* [PROBLEM REQUIREMENTS]: Copy all lines below containing "JSON".

* [DATA SHOWN]:

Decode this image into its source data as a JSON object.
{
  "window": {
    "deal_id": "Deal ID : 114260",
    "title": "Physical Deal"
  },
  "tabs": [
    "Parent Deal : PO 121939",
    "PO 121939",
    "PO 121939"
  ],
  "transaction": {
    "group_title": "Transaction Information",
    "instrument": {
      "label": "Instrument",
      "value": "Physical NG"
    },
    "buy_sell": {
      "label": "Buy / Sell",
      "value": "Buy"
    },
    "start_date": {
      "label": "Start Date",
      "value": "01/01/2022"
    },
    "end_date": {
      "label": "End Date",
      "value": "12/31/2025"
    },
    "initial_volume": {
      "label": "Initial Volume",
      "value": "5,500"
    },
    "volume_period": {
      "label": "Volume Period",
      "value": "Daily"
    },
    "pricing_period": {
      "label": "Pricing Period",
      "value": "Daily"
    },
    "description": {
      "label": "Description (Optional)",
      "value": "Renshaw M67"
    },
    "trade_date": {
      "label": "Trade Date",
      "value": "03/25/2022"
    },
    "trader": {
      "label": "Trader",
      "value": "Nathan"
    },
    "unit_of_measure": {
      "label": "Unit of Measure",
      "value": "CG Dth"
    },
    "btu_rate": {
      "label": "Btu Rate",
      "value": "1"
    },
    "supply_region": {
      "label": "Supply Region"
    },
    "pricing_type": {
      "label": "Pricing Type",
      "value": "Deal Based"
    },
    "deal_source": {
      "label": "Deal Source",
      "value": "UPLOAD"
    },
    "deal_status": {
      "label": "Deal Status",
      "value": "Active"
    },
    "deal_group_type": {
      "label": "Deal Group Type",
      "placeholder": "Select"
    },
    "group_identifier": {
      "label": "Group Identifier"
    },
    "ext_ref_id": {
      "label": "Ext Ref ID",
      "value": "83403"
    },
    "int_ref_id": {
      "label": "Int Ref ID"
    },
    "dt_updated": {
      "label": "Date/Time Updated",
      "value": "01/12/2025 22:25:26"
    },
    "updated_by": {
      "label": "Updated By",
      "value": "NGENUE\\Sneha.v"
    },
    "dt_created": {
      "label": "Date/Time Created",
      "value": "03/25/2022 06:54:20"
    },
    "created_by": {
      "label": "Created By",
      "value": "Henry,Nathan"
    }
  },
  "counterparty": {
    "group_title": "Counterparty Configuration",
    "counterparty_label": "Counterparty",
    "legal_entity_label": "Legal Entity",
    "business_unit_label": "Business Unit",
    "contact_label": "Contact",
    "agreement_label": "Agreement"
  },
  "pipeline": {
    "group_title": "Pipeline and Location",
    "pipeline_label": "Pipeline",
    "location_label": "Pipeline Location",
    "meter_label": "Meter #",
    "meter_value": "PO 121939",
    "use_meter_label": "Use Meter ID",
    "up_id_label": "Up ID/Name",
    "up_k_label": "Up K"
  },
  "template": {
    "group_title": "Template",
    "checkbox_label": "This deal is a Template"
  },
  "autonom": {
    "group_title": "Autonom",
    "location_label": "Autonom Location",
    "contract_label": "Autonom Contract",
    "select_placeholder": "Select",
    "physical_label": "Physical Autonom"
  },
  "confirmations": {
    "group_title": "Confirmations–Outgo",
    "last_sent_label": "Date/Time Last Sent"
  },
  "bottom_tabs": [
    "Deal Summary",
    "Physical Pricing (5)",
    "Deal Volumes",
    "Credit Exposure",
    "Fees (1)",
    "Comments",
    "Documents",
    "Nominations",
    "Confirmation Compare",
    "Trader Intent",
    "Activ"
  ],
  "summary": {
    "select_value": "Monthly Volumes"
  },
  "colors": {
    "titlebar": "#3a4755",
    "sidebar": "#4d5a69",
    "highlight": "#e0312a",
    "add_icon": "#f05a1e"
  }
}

==

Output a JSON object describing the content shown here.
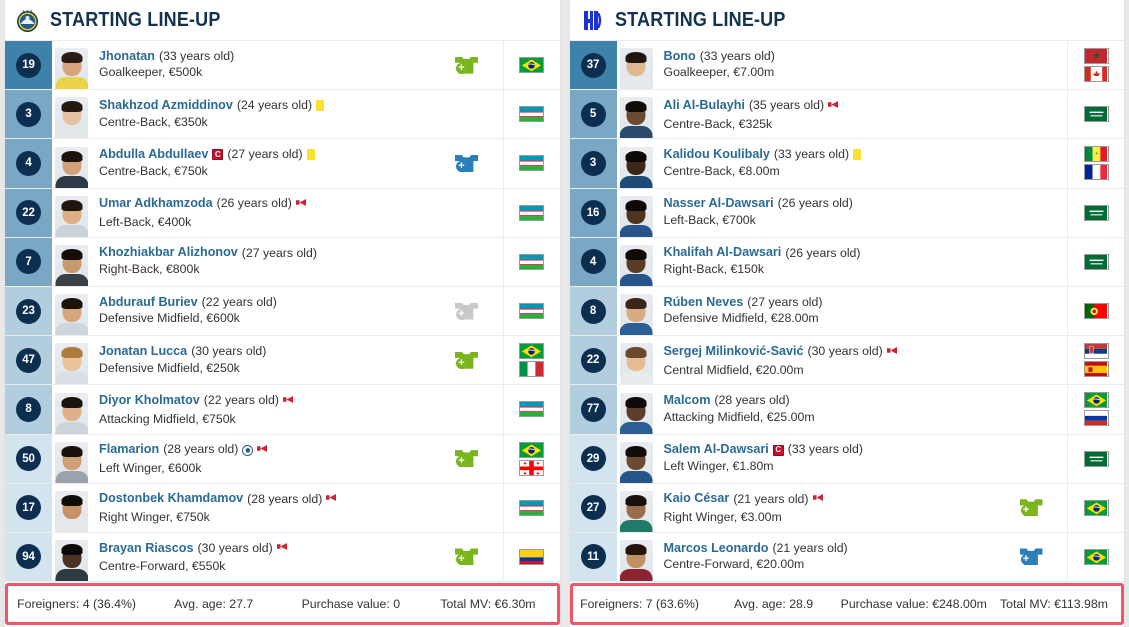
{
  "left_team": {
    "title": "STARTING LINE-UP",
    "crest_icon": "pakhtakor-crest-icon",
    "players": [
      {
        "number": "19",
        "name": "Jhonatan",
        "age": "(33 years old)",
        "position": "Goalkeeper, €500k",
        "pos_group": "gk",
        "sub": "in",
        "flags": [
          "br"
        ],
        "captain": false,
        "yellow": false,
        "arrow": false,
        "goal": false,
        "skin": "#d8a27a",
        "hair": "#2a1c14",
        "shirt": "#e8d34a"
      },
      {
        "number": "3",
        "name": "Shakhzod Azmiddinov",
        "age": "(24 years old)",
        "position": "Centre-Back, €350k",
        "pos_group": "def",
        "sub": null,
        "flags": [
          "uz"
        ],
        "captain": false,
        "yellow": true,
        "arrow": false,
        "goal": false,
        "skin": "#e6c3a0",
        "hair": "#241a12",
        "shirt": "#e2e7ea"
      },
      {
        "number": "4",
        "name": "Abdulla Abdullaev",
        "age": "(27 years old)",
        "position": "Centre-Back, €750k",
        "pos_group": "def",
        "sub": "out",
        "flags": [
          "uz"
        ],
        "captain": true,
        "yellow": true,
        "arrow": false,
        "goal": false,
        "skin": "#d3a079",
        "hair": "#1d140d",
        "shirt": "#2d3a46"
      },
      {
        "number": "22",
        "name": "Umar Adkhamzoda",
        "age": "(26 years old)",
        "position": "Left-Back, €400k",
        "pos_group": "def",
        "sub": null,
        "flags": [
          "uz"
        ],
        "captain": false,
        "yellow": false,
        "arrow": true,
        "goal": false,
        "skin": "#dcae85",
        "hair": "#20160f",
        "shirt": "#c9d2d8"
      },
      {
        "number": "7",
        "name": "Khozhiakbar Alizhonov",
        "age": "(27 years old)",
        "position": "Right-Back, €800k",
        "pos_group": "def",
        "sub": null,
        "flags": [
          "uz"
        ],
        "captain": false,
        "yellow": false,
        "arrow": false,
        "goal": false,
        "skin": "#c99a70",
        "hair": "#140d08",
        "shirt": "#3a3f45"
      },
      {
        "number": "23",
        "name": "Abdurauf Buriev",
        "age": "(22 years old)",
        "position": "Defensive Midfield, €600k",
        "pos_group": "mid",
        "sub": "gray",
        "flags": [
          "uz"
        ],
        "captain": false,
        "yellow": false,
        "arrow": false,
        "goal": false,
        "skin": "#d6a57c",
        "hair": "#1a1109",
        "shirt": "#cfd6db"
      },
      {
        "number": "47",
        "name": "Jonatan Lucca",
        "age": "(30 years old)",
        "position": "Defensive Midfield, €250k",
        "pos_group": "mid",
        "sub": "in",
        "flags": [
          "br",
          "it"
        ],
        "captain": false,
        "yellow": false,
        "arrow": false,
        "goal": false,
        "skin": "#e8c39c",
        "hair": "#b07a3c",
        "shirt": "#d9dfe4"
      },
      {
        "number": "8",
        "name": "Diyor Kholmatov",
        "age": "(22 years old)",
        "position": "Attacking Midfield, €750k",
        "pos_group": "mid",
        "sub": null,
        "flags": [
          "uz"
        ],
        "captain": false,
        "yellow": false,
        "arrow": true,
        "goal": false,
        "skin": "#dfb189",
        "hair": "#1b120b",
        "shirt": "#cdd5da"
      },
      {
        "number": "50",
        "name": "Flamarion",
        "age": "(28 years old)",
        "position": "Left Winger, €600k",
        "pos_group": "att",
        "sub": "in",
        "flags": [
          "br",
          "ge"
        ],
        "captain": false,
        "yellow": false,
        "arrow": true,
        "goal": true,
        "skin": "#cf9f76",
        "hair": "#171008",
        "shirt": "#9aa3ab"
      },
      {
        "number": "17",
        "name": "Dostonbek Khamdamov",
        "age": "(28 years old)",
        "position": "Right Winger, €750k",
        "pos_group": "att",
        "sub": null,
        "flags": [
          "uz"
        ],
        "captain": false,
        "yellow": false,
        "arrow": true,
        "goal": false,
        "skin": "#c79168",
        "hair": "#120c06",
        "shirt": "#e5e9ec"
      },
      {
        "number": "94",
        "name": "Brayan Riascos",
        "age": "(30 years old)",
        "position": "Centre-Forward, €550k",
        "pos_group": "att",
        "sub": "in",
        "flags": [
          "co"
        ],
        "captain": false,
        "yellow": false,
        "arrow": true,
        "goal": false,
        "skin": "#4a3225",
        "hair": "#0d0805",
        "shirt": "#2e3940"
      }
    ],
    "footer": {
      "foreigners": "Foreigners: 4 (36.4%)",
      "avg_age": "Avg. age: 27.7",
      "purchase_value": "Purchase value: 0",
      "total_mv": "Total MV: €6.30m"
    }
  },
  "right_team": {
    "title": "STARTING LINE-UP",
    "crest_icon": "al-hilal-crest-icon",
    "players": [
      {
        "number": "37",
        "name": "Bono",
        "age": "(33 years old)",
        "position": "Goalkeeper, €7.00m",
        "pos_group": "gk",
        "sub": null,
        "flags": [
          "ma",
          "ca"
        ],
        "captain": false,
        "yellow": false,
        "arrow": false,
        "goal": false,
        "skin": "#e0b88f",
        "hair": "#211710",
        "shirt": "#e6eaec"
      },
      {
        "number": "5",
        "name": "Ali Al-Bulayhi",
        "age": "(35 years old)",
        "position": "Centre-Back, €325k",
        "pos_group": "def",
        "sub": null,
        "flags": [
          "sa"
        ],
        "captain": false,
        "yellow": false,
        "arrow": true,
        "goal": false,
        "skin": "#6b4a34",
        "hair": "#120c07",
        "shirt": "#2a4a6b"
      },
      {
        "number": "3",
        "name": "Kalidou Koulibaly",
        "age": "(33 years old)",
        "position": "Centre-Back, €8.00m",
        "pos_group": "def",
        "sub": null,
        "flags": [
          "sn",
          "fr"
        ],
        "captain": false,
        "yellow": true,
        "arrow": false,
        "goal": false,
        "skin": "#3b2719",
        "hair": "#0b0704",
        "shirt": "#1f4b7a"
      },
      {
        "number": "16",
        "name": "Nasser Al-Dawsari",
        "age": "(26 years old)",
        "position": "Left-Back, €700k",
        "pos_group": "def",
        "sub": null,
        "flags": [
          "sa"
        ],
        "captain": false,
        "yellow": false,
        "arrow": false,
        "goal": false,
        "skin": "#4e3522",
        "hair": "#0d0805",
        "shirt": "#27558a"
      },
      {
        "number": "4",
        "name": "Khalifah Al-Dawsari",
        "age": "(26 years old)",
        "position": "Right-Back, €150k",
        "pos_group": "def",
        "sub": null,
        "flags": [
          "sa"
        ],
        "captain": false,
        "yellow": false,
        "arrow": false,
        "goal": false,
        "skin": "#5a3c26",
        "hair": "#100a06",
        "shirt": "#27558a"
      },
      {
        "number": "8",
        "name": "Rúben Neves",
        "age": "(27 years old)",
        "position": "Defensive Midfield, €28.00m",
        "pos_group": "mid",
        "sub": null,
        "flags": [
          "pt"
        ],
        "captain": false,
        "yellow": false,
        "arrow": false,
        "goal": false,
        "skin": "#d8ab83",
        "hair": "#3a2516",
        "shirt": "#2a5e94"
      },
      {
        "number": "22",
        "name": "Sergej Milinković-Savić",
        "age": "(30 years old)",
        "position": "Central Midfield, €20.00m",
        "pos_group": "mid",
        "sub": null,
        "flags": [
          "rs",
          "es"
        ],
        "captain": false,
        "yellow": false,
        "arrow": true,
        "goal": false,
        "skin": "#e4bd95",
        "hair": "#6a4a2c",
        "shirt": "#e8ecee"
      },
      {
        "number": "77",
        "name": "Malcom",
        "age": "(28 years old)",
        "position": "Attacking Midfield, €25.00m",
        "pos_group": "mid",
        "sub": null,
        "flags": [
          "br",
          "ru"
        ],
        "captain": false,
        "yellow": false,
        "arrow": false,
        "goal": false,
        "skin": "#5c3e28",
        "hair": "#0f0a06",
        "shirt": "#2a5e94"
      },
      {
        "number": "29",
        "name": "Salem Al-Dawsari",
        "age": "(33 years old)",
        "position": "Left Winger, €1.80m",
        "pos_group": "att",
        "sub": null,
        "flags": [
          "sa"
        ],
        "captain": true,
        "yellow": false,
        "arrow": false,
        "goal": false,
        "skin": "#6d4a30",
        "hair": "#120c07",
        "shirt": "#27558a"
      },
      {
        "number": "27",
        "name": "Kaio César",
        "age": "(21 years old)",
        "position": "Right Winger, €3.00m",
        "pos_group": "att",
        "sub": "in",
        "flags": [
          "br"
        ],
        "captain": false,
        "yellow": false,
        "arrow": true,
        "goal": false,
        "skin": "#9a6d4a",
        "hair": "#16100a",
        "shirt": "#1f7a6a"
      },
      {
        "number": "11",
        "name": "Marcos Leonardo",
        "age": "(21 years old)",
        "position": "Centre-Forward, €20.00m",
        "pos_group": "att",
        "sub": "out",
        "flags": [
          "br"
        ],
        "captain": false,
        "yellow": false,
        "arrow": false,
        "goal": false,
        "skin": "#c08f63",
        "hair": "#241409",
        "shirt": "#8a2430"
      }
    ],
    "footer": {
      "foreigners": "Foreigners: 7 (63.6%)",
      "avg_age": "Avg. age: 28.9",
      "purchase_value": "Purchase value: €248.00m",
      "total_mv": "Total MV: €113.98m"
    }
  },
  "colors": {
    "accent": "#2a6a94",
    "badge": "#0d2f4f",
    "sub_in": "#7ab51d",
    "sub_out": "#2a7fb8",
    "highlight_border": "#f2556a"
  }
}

* [TASK SOLUTION]:
Decode this image into its source data as a JSON object.
Output a JSON object describing the content shown here.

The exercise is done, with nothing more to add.